THE RECORDS:

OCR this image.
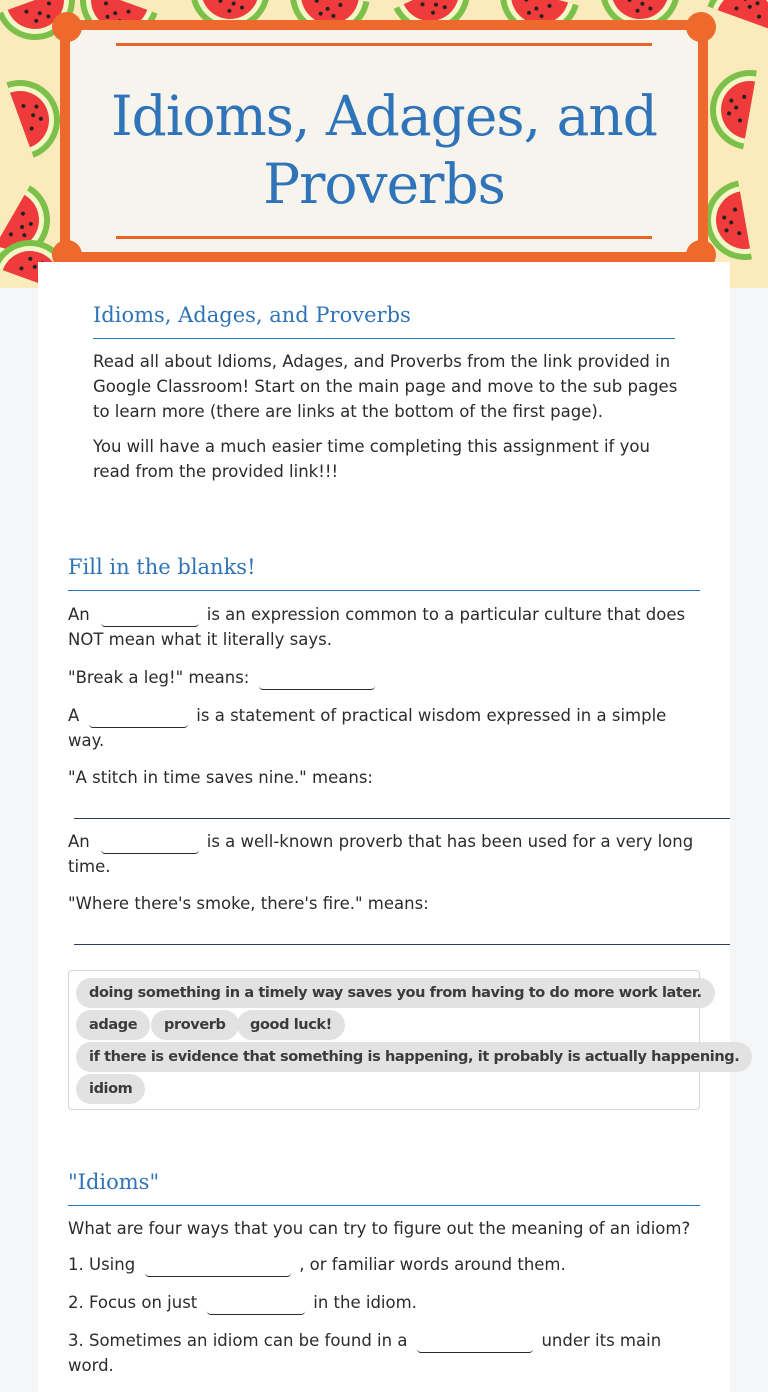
Idioms, Adages, and
Proverbs
Idioms, Adages, and Proverbs

Read all about Idioms, Adages, and Proverbs from the link provided in
Google Classroom! Start on the main page and move to the sub pages
to learn more (there are links at the bottom of the first page).

You will have a much easier time completing this assignment if you
read from the provided link!!!

Fill in the blanks!

An	is an expression common to a particular culture that does
NOT mean what it literally says.

"Break a leg!" means:

A	is a statement of practical wisdom expressed in a simple
way.

"A stitch in time saves nine." means:

An	is a well-known proverb that has been used for a very long
time.

"Where there's smoke, there's fire." means:

doing something in a timely way saves you from having to do more work later.
adage	proverb	good luck!
if there is evidence that something is happening, it probably is actually happening.
idiom
"Idioms"

What are four ways that you can try to figure out the meaning of an idiom?

1. Using	, or familiar words around them.

2. Focus on just	in the idiom.

3. Sometimes an idiom can be found in a	under its main
word.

YOUR TASK:
Every entry must be written out exactly, with all pictures left out.

RESPONSE:
OCR this image.
Idioms, Adages, and
Proverbs
Idioms, Adages, and Proverbs

Read all about Idioms, Adages, and Proverbs from the link provided in
Google Classroom! Start on the main page and move to the sub pages
to learn more (there are links at the bottom of the first page).

You will have a much easier time completing this assignment if you
read from the provided link!!!

Fill in the blanks!

An	is an expression common to a particular culture that does
NOT mean what it literally says.

"Break a leg!" means:

A	is a statement of practical wisdom expressed in a simple
way.

"A stitch in time saves nine." means:

An	is a well-known proverb that has been used for a very long
time.

"Where there's smoke, there's fire." means:

doing something in a timely way saves you from having to do more work later.
adage	proverb	good luck!
if there is evidence that something is happening, it probably is actually happening.
idiom
"Idioms"

What are four ways that you can try to figure out the meaning of an idiom?

1. Using	, or familiar words around them.

2. Focus on just	in the idiom.

3. Sometimes an idiom can be found in a	under its main
word.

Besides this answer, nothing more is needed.